Count the lines that hold the string "panel". Reply with the number alone.

↓↓↓

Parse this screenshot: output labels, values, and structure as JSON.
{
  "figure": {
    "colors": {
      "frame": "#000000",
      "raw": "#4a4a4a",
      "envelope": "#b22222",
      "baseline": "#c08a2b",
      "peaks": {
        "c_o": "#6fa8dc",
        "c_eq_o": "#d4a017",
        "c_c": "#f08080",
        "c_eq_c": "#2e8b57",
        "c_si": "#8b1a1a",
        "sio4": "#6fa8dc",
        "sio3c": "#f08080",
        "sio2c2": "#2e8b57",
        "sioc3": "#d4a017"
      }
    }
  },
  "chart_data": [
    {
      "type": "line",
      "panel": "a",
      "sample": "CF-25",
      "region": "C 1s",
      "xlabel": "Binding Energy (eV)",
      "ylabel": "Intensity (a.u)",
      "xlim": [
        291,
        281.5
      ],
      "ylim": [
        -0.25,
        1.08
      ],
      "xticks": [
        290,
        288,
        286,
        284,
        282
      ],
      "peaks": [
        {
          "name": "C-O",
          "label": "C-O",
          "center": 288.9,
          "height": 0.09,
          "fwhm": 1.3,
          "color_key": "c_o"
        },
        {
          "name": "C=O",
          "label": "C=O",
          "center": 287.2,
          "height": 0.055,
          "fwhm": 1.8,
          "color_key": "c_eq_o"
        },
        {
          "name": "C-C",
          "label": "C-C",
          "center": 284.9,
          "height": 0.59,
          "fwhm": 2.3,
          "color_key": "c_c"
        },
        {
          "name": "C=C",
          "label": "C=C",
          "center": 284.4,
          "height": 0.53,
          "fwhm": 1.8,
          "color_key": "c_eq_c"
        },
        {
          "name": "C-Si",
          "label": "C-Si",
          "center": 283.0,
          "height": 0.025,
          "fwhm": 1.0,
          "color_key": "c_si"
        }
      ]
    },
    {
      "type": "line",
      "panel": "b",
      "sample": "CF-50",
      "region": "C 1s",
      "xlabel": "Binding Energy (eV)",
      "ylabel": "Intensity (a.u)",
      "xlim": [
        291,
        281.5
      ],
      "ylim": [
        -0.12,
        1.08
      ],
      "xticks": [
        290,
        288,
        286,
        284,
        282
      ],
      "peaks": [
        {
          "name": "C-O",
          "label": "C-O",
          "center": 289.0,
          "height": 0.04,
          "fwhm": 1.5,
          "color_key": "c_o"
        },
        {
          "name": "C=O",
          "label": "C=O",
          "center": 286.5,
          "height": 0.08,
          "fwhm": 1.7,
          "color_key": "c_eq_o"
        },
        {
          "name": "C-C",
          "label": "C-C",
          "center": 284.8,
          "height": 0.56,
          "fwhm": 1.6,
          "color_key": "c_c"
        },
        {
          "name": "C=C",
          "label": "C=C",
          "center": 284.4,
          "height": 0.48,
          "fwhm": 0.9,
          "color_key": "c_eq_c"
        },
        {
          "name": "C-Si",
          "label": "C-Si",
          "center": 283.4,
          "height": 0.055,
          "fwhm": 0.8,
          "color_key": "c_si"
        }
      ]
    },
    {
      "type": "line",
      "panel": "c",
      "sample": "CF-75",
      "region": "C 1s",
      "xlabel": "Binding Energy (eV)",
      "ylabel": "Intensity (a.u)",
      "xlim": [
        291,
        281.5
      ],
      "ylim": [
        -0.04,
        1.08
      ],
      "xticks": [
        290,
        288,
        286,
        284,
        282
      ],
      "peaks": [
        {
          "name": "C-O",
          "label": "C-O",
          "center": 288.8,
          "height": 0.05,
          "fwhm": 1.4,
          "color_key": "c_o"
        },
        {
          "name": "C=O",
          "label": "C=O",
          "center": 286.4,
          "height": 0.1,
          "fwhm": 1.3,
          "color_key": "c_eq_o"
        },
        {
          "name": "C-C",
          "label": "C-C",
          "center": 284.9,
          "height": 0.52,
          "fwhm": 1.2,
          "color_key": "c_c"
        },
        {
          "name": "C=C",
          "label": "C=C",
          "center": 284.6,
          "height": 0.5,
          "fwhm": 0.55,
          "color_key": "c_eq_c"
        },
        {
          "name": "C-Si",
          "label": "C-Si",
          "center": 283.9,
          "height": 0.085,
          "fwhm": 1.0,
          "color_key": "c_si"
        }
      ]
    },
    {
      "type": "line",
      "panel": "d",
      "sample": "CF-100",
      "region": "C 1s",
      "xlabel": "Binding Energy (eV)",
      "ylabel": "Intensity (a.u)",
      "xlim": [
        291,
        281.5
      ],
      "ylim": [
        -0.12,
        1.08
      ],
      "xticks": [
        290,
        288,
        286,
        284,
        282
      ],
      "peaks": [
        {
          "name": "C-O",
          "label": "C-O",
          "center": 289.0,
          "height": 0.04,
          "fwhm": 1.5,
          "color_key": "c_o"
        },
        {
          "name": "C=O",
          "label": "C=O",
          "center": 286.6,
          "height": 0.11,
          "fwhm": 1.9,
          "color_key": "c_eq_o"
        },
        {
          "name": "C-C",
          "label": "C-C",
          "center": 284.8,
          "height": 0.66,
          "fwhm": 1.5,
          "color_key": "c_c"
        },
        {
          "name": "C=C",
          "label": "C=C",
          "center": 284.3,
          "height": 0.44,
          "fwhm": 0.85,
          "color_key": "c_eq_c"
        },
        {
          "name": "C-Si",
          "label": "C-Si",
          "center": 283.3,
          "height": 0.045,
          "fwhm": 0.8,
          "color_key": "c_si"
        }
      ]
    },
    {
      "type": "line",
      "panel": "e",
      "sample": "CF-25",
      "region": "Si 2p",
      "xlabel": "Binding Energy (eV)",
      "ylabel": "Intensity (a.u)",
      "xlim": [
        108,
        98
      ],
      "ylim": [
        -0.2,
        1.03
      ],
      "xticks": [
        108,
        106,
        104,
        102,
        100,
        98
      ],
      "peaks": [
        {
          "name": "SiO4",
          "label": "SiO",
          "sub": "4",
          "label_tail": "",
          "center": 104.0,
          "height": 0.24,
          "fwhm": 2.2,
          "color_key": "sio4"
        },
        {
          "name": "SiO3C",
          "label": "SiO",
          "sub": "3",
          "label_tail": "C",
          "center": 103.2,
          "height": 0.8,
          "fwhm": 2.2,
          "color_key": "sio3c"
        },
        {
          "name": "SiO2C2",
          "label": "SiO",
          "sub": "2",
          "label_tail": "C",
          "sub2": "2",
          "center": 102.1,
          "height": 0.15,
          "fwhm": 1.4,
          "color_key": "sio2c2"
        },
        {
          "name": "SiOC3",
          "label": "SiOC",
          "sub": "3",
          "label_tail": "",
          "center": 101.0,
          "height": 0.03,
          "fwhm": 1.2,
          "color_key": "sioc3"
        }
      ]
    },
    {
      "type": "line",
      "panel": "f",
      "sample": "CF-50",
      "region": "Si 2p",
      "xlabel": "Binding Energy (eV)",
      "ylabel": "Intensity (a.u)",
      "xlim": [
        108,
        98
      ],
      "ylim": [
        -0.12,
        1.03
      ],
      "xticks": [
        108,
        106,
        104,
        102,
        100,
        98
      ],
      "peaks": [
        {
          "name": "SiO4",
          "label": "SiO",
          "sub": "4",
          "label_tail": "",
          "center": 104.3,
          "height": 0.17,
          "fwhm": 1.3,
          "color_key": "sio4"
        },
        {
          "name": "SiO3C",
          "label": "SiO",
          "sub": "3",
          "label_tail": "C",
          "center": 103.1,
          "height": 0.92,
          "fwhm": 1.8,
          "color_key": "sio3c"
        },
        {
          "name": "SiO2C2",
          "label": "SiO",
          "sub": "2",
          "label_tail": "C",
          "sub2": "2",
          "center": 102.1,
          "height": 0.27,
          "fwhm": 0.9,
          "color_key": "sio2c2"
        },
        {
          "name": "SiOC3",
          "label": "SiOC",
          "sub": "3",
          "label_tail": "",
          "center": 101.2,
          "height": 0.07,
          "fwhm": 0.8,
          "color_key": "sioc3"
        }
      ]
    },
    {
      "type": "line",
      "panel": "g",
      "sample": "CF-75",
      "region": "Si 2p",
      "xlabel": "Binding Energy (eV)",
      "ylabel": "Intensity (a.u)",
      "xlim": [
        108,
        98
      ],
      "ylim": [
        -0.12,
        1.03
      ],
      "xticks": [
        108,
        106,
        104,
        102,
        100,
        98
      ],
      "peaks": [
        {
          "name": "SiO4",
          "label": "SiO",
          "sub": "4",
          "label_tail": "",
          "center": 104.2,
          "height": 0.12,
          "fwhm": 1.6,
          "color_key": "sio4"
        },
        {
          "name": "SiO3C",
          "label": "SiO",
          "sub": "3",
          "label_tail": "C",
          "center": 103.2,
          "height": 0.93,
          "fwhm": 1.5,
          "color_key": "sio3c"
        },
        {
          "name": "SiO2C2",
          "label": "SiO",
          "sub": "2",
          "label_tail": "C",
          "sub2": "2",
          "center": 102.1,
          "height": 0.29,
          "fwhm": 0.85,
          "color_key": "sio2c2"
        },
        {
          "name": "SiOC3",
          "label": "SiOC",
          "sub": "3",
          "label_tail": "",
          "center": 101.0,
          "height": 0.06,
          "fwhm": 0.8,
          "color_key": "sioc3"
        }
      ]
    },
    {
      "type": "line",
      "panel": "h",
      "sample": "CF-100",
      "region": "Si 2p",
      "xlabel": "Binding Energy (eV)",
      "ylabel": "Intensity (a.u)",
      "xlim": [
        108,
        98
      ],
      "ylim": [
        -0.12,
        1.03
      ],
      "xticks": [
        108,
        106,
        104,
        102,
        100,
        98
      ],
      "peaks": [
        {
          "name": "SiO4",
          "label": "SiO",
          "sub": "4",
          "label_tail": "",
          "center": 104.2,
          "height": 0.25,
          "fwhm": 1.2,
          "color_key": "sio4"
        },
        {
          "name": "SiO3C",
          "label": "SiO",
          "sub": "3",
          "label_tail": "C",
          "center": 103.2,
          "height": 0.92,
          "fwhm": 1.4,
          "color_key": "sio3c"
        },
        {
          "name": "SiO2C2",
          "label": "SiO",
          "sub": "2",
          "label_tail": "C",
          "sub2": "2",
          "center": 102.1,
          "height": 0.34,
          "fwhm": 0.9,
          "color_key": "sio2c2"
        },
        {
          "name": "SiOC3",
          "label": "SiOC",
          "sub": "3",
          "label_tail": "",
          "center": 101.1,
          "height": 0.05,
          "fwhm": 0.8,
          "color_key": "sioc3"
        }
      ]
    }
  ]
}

↑↑↑

## Task response
8